What this task involves ::
Find the word "content" in the listing; pull out each line holding it.

╭─ Data supplied

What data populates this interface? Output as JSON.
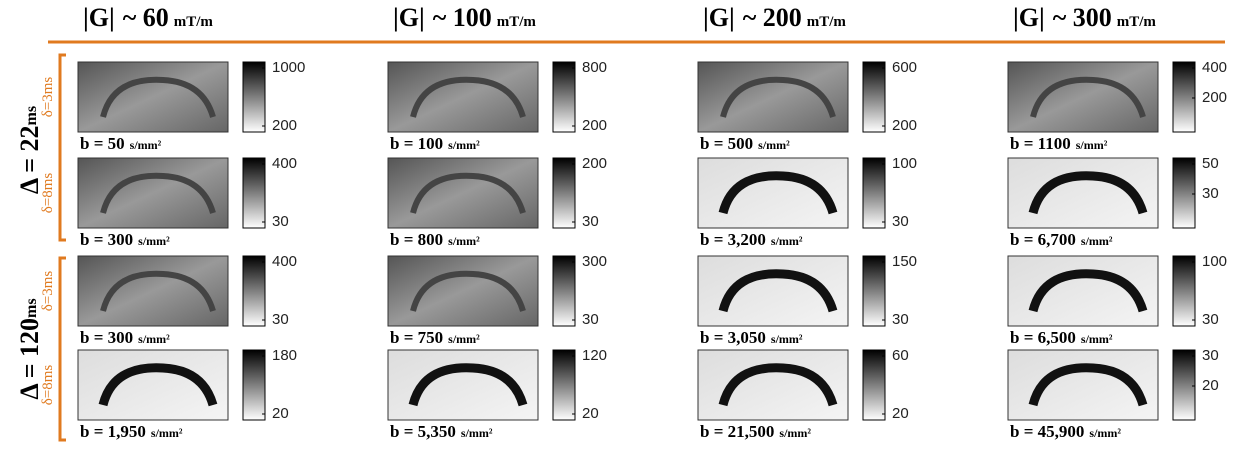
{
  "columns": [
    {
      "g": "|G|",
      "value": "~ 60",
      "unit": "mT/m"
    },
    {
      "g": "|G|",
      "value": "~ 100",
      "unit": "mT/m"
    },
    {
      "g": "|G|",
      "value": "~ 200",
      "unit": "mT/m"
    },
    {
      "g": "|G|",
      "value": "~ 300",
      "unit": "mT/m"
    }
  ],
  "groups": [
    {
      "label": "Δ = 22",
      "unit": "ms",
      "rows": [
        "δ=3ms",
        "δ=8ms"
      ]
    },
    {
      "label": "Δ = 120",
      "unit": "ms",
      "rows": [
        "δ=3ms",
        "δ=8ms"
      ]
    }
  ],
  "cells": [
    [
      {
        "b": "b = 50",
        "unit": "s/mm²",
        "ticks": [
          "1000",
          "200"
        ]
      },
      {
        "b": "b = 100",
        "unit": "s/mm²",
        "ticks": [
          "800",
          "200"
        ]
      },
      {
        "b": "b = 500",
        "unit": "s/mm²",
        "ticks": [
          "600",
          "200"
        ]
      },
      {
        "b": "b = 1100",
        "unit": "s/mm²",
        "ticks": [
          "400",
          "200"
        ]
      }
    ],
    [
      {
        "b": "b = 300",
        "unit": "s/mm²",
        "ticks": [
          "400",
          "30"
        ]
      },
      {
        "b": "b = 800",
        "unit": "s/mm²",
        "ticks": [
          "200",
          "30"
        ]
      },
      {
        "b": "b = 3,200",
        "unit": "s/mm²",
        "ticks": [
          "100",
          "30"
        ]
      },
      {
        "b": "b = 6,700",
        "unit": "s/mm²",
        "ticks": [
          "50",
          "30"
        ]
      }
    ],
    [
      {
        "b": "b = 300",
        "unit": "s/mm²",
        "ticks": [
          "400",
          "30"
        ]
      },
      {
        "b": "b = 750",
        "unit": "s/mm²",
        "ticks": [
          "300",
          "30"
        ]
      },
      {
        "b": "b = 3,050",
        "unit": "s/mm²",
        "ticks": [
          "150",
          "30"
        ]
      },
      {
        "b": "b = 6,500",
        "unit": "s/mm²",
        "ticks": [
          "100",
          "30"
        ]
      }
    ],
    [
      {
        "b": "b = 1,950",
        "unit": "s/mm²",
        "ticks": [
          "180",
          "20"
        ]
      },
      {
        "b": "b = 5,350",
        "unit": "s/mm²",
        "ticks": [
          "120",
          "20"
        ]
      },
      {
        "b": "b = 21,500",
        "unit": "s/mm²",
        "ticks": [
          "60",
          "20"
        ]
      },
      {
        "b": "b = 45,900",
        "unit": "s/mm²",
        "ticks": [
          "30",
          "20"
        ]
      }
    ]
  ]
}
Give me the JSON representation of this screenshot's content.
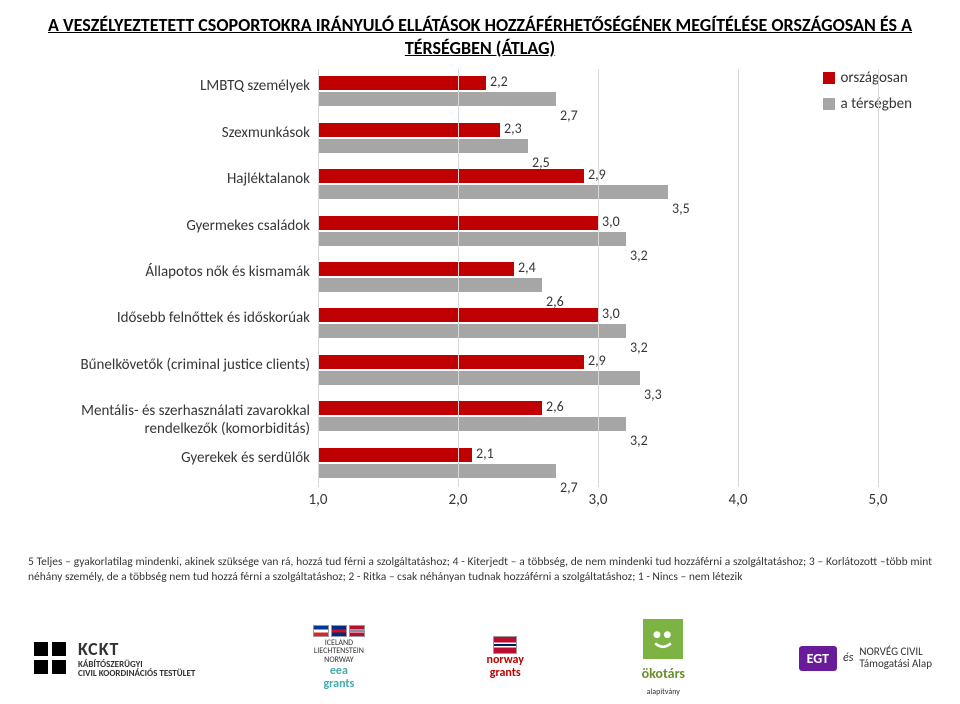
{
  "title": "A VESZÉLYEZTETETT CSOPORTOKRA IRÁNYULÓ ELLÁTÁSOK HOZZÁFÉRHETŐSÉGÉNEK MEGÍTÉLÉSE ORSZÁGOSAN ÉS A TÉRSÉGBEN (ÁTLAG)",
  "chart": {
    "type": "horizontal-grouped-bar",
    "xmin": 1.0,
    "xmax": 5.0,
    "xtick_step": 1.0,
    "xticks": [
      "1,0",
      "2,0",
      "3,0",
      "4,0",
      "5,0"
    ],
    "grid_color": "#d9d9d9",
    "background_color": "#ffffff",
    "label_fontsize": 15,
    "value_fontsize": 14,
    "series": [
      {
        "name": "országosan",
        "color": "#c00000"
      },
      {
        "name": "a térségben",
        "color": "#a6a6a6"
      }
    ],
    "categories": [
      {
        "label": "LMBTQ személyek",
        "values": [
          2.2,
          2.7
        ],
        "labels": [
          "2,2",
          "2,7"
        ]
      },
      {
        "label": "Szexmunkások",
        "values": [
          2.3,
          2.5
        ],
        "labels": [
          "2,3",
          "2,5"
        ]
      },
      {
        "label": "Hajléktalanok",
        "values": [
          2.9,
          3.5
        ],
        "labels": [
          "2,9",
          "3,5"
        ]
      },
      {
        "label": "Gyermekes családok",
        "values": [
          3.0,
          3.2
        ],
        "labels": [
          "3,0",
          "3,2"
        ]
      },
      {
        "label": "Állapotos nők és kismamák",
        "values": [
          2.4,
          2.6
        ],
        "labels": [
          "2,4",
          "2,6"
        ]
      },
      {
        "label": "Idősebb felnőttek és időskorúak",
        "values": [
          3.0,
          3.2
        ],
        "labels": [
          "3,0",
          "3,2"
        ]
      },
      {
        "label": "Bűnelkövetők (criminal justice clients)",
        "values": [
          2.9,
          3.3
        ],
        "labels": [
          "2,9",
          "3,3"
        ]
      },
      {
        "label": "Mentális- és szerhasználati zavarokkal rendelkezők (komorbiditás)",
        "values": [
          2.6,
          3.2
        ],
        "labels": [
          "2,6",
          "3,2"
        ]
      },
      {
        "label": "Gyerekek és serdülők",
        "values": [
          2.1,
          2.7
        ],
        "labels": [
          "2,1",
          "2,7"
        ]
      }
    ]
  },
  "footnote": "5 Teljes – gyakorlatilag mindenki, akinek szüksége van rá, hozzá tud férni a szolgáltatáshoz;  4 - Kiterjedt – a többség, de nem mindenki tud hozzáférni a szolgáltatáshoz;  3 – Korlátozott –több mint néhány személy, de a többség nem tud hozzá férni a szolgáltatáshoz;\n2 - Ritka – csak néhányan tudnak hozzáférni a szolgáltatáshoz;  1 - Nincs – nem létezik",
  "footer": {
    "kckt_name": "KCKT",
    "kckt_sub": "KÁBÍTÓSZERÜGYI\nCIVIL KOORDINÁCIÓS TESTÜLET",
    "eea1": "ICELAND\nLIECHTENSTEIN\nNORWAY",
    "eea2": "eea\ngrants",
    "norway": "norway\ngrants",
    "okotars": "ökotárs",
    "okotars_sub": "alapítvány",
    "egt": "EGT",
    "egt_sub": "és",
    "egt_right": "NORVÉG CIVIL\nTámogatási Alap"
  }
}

╰─
╭─ Data supplied

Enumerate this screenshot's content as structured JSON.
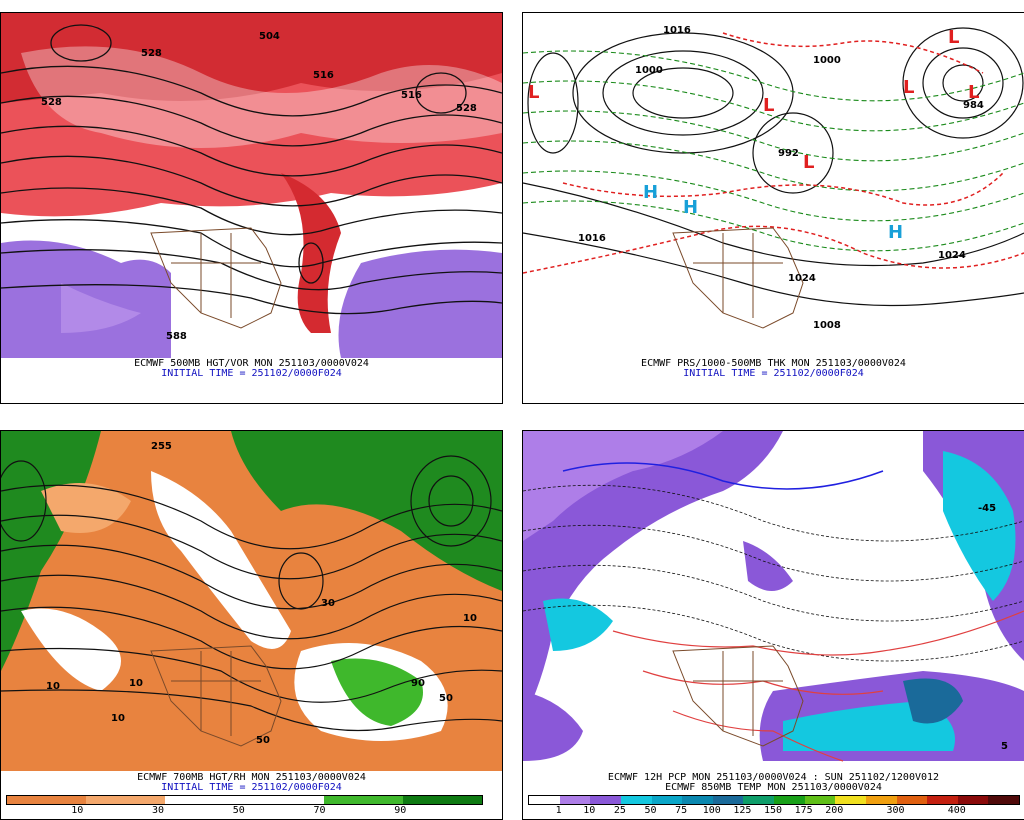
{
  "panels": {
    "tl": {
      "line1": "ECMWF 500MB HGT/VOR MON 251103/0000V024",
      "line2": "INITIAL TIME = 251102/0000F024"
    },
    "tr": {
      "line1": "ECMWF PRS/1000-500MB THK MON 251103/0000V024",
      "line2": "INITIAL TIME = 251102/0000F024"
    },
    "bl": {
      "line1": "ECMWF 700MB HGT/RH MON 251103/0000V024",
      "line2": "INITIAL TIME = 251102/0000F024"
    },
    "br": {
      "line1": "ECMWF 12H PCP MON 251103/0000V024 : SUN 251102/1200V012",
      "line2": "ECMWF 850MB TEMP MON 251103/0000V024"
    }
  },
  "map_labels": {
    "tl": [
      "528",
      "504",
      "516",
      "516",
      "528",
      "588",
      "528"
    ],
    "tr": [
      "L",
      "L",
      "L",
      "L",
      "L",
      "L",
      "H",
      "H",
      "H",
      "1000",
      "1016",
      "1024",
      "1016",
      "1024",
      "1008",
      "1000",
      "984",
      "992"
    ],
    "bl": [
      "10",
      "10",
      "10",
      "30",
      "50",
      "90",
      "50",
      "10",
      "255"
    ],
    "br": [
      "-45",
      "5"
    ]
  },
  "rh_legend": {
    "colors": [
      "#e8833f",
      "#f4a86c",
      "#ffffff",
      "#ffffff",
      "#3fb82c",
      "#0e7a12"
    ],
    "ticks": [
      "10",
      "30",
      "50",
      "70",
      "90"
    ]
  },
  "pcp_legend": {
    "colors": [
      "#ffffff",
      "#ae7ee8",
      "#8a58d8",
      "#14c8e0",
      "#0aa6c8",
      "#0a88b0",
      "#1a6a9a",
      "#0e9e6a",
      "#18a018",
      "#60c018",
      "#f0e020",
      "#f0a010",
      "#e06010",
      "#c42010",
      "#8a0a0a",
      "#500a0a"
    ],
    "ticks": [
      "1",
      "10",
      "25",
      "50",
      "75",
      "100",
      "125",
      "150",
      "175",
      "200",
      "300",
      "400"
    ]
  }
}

╰─

Worked solution ::
Give me the JSON representation of this screenshot's content.
Enumerate this screenshot's content as structured JSON.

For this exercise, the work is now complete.